Task to carry out:
All of the material below is to be repeated exactly.

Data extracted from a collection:
===============

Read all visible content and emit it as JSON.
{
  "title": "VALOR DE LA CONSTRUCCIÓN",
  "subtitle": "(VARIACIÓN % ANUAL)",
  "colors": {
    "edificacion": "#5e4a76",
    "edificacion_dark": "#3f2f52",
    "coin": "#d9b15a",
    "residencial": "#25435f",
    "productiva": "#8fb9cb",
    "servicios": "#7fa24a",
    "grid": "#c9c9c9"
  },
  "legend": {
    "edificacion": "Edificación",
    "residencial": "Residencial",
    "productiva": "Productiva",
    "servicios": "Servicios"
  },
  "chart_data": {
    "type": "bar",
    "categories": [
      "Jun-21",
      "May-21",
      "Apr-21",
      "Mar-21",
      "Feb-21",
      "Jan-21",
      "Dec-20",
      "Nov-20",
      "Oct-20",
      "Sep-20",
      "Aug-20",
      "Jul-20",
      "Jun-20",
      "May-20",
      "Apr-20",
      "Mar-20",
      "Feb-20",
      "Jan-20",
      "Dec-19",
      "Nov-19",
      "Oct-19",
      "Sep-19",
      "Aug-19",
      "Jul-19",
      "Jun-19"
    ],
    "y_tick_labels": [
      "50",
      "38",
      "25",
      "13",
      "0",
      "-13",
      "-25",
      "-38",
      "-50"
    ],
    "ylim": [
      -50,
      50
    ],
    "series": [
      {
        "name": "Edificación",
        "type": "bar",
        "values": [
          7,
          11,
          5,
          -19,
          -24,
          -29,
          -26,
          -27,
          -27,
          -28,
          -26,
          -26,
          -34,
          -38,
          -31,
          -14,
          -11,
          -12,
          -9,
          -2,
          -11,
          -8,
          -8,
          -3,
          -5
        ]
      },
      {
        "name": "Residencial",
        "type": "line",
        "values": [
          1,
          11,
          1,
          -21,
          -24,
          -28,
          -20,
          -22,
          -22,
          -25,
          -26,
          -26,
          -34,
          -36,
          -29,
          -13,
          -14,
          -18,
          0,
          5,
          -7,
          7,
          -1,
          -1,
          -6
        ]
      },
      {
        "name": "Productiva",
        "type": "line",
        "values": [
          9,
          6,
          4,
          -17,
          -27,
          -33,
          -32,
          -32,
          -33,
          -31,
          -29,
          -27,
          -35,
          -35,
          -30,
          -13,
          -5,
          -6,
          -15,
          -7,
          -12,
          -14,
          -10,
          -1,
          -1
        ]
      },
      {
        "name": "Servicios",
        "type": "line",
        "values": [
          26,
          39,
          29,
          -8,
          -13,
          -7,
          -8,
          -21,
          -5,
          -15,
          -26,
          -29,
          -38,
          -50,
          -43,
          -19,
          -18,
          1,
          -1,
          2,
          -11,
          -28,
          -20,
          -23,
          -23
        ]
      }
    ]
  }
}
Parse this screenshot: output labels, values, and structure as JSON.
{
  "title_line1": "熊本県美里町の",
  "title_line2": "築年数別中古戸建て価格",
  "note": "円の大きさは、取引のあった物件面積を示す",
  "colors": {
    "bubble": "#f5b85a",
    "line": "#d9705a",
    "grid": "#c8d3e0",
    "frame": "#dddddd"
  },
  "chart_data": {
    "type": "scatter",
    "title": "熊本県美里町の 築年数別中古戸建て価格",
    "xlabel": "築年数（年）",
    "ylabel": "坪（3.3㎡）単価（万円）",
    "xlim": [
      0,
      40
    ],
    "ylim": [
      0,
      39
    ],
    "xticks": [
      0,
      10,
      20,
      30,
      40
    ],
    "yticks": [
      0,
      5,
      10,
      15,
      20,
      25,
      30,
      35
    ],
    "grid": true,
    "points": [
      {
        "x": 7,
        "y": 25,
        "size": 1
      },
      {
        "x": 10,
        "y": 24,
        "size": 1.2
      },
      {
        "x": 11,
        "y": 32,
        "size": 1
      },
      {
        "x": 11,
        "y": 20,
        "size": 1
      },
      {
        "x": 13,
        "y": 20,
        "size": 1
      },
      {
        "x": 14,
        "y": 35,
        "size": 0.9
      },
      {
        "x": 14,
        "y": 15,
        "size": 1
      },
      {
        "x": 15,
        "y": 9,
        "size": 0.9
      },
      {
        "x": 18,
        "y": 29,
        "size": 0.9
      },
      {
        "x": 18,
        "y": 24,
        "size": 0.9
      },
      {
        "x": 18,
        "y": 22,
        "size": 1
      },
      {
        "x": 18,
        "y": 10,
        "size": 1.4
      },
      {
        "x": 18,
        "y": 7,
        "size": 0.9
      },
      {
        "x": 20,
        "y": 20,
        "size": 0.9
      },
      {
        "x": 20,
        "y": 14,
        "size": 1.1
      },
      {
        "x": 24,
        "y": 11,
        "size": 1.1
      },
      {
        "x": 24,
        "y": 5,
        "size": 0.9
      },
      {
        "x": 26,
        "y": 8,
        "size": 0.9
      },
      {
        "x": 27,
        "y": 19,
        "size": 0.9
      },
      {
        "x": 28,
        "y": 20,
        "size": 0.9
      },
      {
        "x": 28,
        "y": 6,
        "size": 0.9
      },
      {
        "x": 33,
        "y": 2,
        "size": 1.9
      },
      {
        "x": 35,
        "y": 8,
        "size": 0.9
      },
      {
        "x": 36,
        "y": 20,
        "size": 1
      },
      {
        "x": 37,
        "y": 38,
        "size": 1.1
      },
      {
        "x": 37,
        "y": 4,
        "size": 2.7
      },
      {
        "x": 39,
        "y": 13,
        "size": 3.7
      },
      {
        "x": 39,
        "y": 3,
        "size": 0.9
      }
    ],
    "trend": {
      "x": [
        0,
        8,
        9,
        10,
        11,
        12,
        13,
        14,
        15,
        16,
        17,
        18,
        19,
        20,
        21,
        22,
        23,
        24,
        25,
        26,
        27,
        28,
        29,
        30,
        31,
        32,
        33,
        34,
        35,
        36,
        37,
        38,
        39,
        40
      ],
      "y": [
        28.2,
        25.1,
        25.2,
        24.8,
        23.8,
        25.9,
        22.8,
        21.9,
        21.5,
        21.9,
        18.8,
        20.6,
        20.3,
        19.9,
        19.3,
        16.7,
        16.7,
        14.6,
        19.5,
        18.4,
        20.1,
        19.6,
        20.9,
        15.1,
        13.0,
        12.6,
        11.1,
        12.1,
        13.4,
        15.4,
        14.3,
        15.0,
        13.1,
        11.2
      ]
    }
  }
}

===============

Full solution:
Read all visible content and emit it as JSON.
{
  "title": "VALOR DE LA CONSTRUCCIÓN",
  "subtitle": "(VARIACIÓN % ANUAL)",
  "colors": {
    "edificacion": "#5e4a76",
    "edificacion_dark": "#3f2f52",
    "coin": "#d9b15a",
    "residencial": "#25435f",
    "productiva": "#8fb9cb",
    "servicios": "#7fa24a",
    "grid": "#c9c9c9"
  },
  "legend": {
    "edificacion": "Edificación",
    "residencial": "Residencial",
    "productiva": "Productiva",
    "servicios": "Servicios"
  },
  "chart_data": {
    "type": "bar",
    "categories": [
      "Jun-21",
      "May-21",
      "Apr-21",
      "Mar-21",
      "Feb-21",
      "Jan-21",
      "Dec-20",
      "Nov-20",
      "Oct-20",
      "Sep-20",
      "Aug-20",
      "Jul-20",
      "Jun-20",
      "May-20",
      "Apr-20",
      "Mar-20",
      "Feb-20",
      "Jan-20",
      "Dec-19",
      "Nov-19",
      "Oct-19",
      "Sep-19",
      "Aug-19",
      "Jul-19",
      "Jun-19"
    ],
    "y_tick_labels": [
      "50",
      "38",
      "25",
      "13",
      "0",
      "-13",
      "-25",
      "-38",
      "-50"
    ],
    "ylim": [
      -50,
      50
    ],
    "series": [
      {
        "name": "Edificación",
        "type": "bar",
        "values": [
          7,
          11,
          5,
          -19,
          -24,
          -29,
          -26,
          -27,
          -27,
          -28,
          -26,
          -26,
          -34,
          -38,
          -31,
          -14,
          -11,
          -12,
          -9,
          -2,
          -11,
          -8,
          -8,
          -3,
          -5
        ]
      },
      {
        "name": "Residencial",
        "type": "line",
        "values": [
          1,
          11,
          1,
          -21,
          -24,
          -28,
          -20,
          -22,
          -22,
          -25,
          -26,
          -26,
          -34,
          -36,
          -29,
          -13,
          -14,
          -18,
          0,
          5,
          -7,
          7,
          -1,
          -1,
          -6
        ]
      },
      {
        "name": "Productiva",
        "type": "line",
        "values": [
          9,
          6,
          4,
          -17,
          -27,
          -33,
          -32,
          -32,
          -33,
          -31,
          -29,
          -27,
          -35,
          -35,
          -30,
          -13,
          -5,
          -6,
          -15,
          -7,
          -12,
          -14,
          -10,
          -1,
          -1
        ]
      },
      {
        "name": "Servicios",
        "type": "line",
        "values": [
          26,
          39,
          29,
          -8,
          -13,
          -7,
          -8,
          -21,
          -5,
          -15,
          -26,
          -29,
          -38,
          -50,
          -43,
          -19,
          -18,
          1,
          -1,
          2,
          -11,
          -28,
          -20,
          -23,
          -23
        ]
      }
    ]
  }
}
Parse this screenshot: output labels, values, and structure as JSON.
{
  "title_line1": "熊本県美里町の",
  "title_line2": "築年数別中古戸建て価格",
  "note": "円の大きさは、取引のあった物件面積を示す",
  "colors": {
    "bubble": "#f5b85a",
    "line": "#d9705a",
    "grid": "#c8d3e0",
    "frame": "#dddddd"
  },
  "chart_data": {
    "type": "scatter",
    "title": "熊本県美里町の 築年数別中古戸建て価格",
    "xlabel": "築年数（年）",
    "ylabel": "坪（3.3㎡）単価（万円）",
    "xlim": [
      0,
      40
    ],
    "ylim": [
      0,
      39
    ],
    "xticks": [
      0,
      10,
      20,
      30,
      40
    ],
    "yticks": [
      0,
      5,
      10,
      15,
      20,
      25,
      30,
      35
    ],
    "grid": true,
    "points": [
      {
        "x": 7,
        "y": 25,
        "size": 1
      },
      {
        "x": 10,
        "y": 24,
        "size": 1.2
      },
      {
        "x": 11,
        "y": 32,
        "size": 1
      },
      {
        "x": 11,
        "y": 20,
        "size": 1
      },
      {
        "x": 13,
        "y": 20,
        "size": 1
      },
      {
        "x": 14,
        "y": 35,
        "size": 0.9
      },
      {
        "x": 14,
        "y": 15,
        "size": 1
      },
      {
        "x": 15,
        "y": 9,
        "size": 0.9
      },
      {
        "x": 18,
        "y": 29,
        "size": 0.9
      },
      {
        "x": 18,
        "y": 24,
        "size": 0.9
      },
      {
        "x": 18,
        "y": 22,
        "size": 1
      },
      {
        "x": 18,
        "y": 10,
        "size": 1.4
      },
      {
        "x": 18,
        "y": 7,
        "size": 0.9
      },
      {
        "x": 20,
        "y": 20,
        "size": 0.9
      },
      {
        "x": 20,
        "y": 14,
        "size": 1.1
      },
      {
        "x": 24,
        "y": 11,
        "size": 1.1
      },
      {
        "x": 24,
        "y": 5,
        "size": 0.9
      },
      {
        "x": 26,
        "y": 8,
        "size": 0.9
      },
      {
        "x": 27,
        "y": 19,
        "size": 0.9
      },
      {
        "x": 28,
        "y": 20,
        "size": 0.9
      },
      {
        "x": 28,
        "y": 6,
        "size": 0.9
      },
      {
        "x": 33,
        "y": 2,
        "size": 1.9
      },
      {
        "x": 35,
        "y": 8,
        "size": 0.9
      },
      {
        "x": 36,
        "y": 20,
        "size": 1
      },
      {
        "x": 37,
        "y": 38,
        "size": 1.1
      },
      {
        "x": 37,
        "y": 4,
        "size": 2.7
      },
      {
        "x": 39,
        "y": 13,
        "size": 3.7
      },
      {
        "x": 39,
        "y": 3,
        "size": 0.9
      }
    ],
    "trend": {
      "x": [
        0,
        8,
        9,
        10,
        11,
        12,
        13,
        14,
        15,
        16,
        17,
        18,
        19,
        20,
        21,
        22,
        23,
        24,
        25,
        26,
        27,
        28,
        29,
        30,
        31,
        32,
        33,
        34,
        35,
        36,
        37,
        38,
        39,
        40
      ],
      "y": [
        28.2,
        25.1,
        25.2,
        24.8,
        23.8,
        25.9,
        22.8,
        21.9,
        21.5,
        21.9,
        18.8,
        20.6,
        20.3,
        19.9,
        19.3,
        16.7,
        16.7,
        14.6,
        19.5,
        18.4,
        20.1,
        19.6,
        20.9,
        15.1,
        13.0,
        12.6,
        11.1,
        12.1,
        13.4,
        15.4,
        14.3,
        15.0,
        13.1,
        11.2
      ]
    }
  }
}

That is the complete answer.